## Problem requirements:
For each line below that contains the string "title", copy that line.

[Collected data]
......

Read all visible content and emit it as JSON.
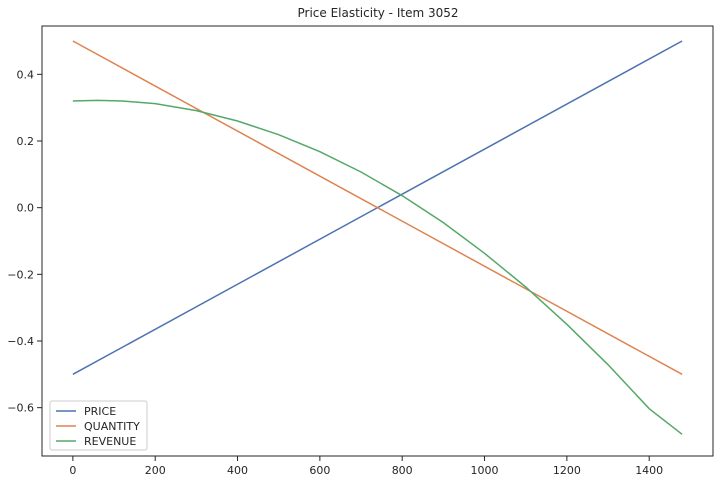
{
  "chart_data": {
    "type": "line",
    "title": "Price Elasticity - Item 3052",
    "xlabel": "",
    "ylabel": "",
    "xlim": [
      -75,
      1555
    ],
    "ylim": [
      -0.745,
      0.545
    ],
    "x_ticks": [
      0,
      200,
      400,
      600,
      800,
      1000,
      1200,
      1400
    ],
    "y_ticks": [
      -0.6,
      -0.4,
      -0.2,
      0.0,
      0.2,
      0.4
    ],
    "x_tick_labels": [
      "0",
      "200",
      "400",
      "600",
      "800",
      "1000",
      "1200",
      "1400"
    ],
    "y_tick_labels": [
      "−0.6",
      "−0.4",
      "−0.2",
      "0.0",
      "0.2",
      "0.4"
    ],
    "grid": false,
    "legend_position": "lower-left",
    "series": [
      {
        "name": "PRICE",
        "color": "#4c72b0",
        "x": [
          0,
          1480
        ],
        "y": [
          -0.5,
          0.5
        ]
      },
      {
        "name": "QUANTITY",
        "color": "#dd8452",
        "x": [
          0,
          1480
        ],
        "y": [
          0.5,
          -0.5
        ]
      },
      {
        "name": "REVENUE",
        "color": "#55a868",
        "x": [
          0,
          60,
          120,
          200,
          300,
          400,
          500,
          600,
          700,
          800,
          900,
          1000,
          1100,
          1200,
          1300,
          1400,
          1480
        ],
        "y": [
          0.32,
          0.322,
          0.32,
          0.312,
          0.291,
          0.26,
          0.219,
          0.168,
          0.107,
          0.036,
          -0.045,
          -0.137,
          -0.238,
          -0.35,
          -0.471,
          -0.603,
          -0.68
        ]
      }
    ]
  }
}
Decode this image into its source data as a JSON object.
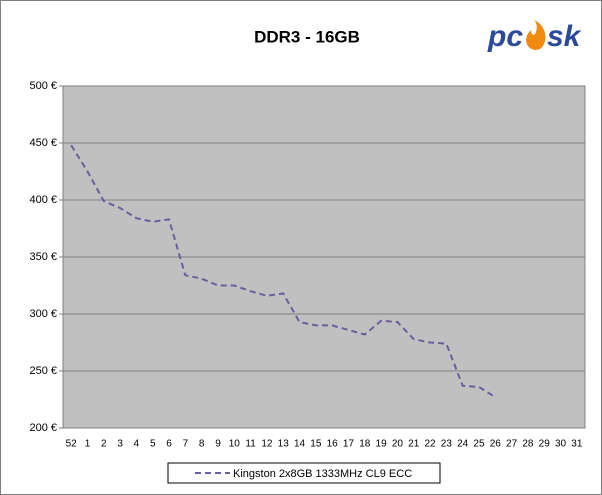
{
  "chart_data": {
    "type": "line",
    "title": "DDR3 - 16GB",
    "logo": [
      "pc",
      "sk"
    ],
    "categories": [
      "52",
      "1",
      "2",
      "3",
      "4",
      "5",
      "6",
      "7",
      "8",
      "9",
      "10",
      "11",
      "12",
      "13",
      "14",
      "15",
      "16",
      "17",
      "18",
      "19",
      "20",
      "21",
      "22",
      "23",
      "24",
      "25",
      "26",
      "27",
      "28",
      "29",
      "30",
      "31"
    ],
    "series": [
      {
        "name": "Kingston 2x8GB 1333MHz CL9 ECC",
        "color": "#6f5c9e",
        "values": [
          448,
          425,
          399,
          393,
          384,
          381,
          383,
          334,
          331,
          325,
          325,
          320,
          316,
          318,
          293,
          290,
          290,
          286,
          282,
          294,
          293,
          278,
          275,
          274,
          237,
          236,
          227,
          null,
          null,
          null,
          null,
          null
        ]
      }
    ],
    "ylim": [
      200,
      500
    ],
    "yticks": [
      {
        "value": 200,
        "label": "200 €"
      },
      {
        "value": 250,
        "label": "250 €"
      },
      {
        "value": 300,
        "label": "300 €"
      },
      {
        "value": 350,
        "label": "350 €"
      },
      {
        "value": 400,
        "label": "400 €"
      },
      {
        "value": 450,
        "label": "450 €"
      },
      {
        "value": 500,
        "label": "500 €"
      }
    ],
    "grid": true,
    "legend": "bottom"
  }
}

......

## Exercise solution:
    "title": "Price Elasticity - Item 3052",
    "title": "DDR3 - 16GB",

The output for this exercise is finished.